Output all of the entries below precisely as written.

**Records**.
------------------------------------------------------------

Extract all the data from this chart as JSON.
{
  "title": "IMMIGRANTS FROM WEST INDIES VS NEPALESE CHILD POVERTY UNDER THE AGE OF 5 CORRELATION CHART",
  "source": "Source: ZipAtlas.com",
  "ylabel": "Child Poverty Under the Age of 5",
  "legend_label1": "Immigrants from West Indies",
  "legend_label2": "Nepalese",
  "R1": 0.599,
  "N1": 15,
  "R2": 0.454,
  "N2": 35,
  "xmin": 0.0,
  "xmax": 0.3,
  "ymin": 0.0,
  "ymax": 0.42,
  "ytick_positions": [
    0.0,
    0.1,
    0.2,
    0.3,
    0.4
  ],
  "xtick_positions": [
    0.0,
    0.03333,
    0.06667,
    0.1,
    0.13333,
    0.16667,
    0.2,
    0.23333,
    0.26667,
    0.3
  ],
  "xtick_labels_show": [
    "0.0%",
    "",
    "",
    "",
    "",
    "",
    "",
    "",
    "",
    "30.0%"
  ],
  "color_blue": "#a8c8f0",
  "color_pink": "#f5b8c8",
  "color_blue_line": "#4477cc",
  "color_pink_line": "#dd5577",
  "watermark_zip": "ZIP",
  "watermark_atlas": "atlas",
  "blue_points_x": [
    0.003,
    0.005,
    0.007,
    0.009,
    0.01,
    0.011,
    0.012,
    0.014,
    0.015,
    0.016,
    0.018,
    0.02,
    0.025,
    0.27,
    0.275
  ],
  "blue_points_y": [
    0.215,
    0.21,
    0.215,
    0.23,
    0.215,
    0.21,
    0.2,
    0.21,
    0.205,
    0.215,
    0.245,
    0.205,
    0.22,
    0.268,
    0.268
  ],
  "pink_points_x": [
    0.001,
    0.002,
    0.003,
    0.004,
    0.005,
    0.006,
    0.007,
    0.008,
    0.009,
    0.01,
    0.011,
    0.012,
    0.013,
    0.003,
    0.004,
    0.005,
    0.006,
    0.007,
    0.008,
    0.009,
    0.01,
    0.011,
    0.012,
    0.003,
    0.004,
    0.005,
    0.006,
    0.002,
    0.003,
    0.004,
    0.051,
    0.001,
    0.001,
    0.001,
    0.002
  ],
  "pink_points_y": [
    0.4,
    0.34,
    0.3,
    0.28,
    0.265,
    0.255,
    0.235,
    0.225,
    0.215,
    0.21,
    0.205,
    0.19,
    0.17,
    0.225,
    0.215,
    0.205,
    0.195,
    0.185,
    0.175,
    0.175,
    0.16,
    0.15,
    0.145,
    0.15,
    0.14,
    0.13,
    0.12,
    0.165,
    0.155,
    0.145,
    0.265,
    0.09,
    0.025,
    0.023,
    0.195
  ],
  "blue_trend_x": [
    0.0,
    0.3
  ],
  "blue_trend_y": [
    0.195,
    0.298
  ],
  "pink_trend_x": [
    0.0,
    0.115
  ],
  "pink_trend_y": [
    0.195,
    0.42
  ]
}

------------------------------------------------------------

**The result**.
Extract all the data from this chart as JSON.
{
  "title": "IMMIGRANTS FROM WEST INDIES VS NEPALESE CHILD POVERTY UNDER THE AGE OF 5 CORRELATION CHART",
  "source": "Source: ZipAtlas.com",
  "ylabel": "Child Poverty Under the Age of 5",
  "legend_label1": "Immigrants from West Indies",
  "legend_label2": "Nepalese",
  "R1": 0.599,
  "N1": 15,
  "R2": 0.454,
  "N2": 35,
  "xmin": 0.0,
  "xmax": 0.3,
  "ymin": 0.0,
  "ymax": 0.42,
  "ytick_positions": [
    0.0,
    0.1,
    0.2,
    0.3,
    0.4
  ],
  "xtick_positions": [
    0.0,
    0.03333,
    0.06667,
    0.1,
    0.13333,
    0.16667,
    0.2,
    0.23333,
    0.26667,
    0.3
  ],
  "xtick_labels_show": [
    "0.0%",
    "",
    "",
    "",
    "",
    "",
    "",
    "",
    "",
    "30.0%"
  ],
  "color_blue": "#a8c8f0",
  "color_pink": "#f5b8c8",
  "color_blue_line": "#4477cc",
  "color_pink_line": "#dd5577",
  "watermark_zip": "ZIP",
  "watermark_atlas": "atlas",
  "blue_points_x": [
    0.003,
    0.005,
    0.007,
    0.009,
    0.01,
    0.011,
    0.012,
    0.014,
    0.015,
    0.016,
    0.018,
    0.02,
    0.025,
    0.27,
    0.275
  ],
  "blue_points_y": [
    0.215,
    0.21,
    0.215,
    0.23,
    0.215,
    0.21,
    0.2,
    0.21,
    0.205,
    0.215,
    0.245,
    0.205,
    0.22,
    0.268,
    0.268
  ],
  "pink_points_x": [
    0.001,
    0.002,
    0.003,
    0.004,
    0.005,
    0.006,
    0.007,
    0.008,
    0.009,
    0.01,
    0.011,
    0.012,
    0.013,
    0.003,
    0.004,
    0.005,
    0.006,
    0.007,
    0.008,
    0.009,
    0.01,
    0.011,
    0.012,
    0.003,
    0.004,
    0.005,
    0.006,
    0.002,
    0.003,
    0.004,
    0.051,
    0.001,
    0.001,
    0.001,
    0.002
  ],
  "pink_points_y": [
    0.4,
    0.34,
    0.3,
    0.28,
    0.265,
    0.255,
    0.235,
    0.225,
    0.215,
    0.21,
    0.205,
    0.19,
    0.17,
    0.225,
    0.215,
    0.205,
    0.195,
    0.185,
    0.175,
    0.175,
    0.16,
    0.15,
    0.145,
    0.15,
    0.14,
    0.13,
    0.12,
    0.165,
    0.155,
    0.145,
    0.265,
    0.09,
    0.025,
    0.023,
    0.195
  ],
  "blue_trend_x": [
    0.0,
    0.3
  ],
  "blue_trend_y": [
    0.195,
    0.298
  ],
  "pink_trend_x": [
    0.0,
    0.115
  ],
  "pink_trend_y": [
    0.195,
    0.42
  ]
}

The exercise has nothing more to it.